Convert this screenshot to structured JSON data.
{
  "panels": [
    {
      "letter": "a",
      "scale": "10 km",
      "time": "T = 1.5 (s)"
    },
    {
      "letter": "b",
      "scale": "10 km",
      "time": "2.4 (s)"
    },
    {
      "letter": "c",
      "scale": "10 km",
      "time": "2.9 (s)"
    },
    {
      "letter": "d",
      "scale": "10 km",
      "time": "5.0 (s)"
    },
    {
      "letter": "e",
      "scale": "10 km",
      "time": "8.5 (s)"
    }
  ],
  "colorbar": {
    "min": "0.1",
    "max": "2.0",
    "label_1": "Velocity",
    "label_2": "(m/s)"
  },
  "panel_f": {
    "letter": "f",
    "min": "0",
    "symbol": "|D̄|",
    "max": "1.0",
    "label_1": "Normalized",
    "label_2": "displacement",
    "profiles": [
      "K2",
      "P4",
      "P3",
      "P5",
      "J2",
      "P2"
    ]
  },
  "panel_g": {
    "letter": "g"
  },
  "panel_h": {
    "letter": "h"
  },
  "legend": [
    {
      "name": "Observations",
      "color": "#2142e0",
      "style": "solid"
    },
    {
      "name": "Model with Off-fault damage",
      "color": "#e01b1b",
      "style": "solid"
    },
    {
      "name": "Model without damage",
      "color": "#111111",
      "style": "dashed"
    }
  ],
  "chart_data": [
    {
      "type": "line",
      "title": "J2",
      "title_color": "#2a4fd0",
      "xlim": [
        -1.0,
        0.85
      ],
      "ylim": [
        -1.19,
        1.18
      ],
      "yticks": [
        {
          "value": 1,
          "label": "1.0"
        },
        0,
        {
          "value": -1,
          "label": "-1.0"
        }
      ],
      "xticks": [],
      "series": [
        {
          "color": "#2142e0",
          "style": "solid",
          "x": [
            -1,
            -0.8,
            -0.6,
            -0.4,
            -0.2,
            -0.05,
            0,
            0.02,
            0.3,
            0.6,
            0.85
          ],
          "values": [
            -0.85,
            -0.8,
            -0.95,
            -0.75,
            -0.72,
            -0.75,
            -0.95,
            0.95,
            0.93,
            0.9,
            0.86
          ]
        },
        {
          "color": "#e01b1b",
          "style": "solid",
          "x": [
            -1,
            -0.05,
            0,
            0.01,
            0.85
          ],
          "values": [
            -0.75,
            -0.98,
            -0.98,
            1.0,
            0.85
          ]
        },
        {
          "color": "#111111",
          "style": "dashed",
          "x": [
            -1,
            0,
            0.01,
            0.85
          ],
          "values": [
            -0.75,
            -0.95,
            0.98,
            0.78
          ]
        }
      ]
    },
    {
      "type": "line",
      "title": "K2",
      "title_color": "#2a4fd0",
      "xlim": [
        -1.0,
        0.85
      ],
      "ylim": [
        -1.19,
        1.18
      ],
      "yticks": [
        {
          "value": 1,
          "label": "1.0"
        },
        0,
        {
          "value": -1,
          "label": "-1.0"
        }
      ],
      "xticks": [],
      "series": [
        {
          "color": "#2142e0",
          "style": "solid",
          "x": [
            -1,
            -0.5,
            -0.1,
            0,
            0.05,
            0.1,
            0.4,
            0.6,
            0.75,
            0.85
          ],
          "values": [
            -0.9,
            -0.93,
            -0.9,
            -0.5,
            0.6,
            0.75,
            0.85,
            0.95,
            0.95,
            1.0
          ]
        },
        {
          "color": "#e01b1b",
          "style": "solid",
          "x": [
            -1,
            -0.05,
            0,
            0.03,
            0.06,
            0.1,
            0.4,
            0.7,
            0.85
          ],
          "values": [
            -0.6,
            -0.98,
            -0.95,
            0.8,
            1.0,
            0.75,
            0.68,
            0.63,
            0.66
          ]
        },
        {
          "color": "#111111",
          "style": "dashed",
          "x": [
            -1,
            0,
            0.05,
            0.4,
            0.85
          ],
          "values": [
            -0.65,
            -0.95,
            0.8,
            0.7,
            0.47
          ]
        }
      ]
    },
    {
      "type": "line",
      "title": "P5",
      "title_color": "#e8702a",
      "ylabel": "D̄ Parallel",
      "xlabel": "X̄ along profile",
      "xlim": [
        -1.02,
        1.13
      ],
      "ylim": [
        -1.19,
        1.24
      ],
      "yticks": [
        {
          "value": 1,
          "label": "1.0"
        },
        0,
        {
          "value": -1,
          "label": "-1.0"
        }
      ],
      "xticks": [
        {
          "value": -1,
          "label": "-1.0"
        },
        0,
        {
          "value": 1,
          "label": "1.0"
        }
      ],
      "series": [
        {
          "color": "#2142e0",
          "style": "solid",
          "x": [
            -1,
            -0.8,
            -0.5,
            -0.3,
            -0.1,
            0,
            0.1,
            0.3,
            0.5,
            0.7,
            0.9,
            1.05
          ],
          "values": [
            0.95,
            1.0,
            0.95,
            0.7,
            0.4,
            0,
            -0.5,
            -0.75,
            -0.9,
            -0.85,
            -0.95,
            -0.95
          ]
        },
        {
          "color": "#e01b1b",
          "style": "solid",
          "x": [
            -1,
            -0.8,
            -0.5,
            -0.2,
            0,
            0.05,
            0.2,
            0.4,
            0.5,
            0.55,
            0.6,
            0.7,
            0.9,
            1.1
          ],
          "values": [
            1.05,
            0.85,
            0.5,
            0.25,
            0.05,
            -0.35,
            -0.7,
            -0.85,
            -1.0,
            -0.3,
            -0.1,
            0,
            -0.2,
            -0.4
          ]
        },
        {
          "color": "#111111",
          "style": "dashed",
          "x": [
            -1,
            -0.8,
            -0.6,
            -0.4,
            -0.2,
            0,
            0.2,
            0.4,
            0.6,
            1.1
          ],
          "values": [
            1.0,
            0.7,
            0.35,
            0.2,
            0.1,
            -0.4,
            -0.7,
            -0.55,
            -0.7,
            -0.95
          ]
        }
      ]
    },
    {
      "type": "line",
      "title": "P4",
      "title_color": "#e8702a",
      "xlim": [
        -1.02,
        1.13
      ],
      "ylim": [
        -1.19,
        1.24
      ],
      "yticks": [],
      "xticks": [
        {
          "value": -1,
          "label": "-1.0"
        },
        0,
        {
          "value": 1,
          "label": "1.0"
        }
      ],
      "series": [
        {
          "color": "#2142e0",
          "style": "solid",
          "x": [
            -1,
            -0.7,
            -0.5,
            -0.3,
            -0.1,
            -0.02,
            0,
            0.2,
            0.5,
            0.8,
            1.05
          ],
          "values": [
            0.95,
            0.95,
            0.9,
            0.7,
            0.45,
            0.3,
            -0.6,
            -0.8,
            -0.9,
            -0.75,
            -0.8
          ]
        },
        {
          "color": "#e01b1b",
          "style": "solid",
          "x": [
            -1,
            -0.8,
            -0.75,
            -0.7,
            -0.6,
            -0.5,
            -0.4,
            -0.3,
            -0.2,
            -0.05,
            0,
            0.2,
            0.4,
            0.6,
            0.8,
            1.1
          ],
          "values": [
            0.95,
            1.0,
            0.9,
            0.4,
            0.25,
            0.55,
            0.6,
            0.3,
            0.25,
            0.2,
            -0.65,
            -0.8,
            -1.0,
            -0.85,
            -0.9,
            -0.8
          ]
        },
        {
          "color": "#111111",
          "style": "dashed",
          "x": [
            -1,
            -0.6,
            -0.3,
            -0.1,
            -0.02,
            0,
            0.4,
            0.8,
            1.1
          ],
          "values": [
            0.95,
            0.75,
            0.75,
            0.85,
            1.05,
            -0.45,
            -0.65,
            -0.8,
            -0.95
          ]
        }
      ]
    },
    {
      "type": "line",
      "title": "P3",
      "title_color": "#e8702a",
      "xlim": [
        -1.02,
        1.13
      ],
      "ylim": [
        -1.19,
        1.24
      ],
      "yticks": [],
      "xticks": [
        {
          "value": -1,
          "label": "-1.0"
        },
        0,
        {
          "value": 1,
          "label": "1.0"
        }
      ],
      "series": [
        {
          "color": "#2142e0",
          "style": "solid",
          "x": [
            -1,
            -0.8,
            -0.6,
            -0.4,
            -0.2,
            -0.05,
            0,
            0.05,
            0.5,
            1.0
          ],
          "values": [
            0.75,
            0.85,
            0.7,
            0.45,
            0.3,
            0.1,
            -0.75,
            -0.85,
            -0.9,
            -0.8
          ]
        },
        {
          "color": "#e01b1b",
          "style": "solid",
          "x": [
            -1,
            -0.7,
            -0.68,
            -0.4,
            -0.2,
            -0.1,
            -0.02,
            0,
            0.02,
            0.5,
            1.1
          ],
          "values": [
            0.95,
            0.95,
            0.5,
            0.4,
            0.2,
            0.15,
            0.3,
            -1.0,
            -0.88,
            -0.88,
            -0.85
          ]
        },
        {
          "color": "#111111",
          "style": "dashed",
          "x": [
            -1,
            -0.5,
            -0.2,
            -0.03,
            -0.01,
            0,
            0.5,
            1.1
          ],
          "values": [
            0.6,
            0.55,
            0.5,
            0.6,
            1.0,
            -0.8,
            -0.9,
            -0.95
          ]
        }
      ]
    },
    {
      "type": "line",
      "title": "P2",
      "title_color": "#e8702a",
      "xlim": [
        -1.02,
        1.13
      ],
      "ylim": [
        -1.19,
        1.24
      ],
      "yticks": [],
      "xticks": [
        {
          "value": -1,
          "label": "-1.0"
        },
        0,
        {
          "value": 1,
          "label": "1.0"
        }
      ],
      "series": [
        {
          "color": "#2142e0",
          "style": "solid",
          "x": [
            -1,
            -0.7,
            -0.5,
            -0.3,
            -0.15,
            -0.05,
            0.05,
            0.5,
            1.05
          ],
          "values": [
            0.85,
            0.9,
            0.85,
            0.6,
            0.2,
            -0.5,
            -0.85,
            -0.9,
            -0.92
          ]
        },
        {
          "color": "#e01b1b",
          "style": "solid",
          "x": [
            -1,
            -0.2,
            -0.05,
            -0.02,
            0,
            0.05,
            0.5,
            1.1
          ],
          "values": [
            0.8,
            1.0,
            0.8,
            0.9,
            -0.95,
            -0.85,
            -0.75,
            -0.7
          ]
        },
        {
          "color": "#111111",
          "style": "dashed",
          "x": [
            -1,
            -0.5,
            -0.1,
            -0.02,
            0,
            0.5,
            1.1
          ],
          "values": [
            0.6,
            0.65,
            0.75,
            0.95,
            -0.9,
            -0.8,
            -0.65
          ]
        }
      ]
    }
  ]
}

= = = =

EXERCISE BRIEF -
Filter the entries down to the lines containing "letter". Copy each of those lines.

FINISHED TASK -
      "letter": "a",
      "letter": "b",
      "letter": "c",
      "letter": "d",
      "letter": "e",
    "letter": "f",
    "letter": "g"
    "letter": "h"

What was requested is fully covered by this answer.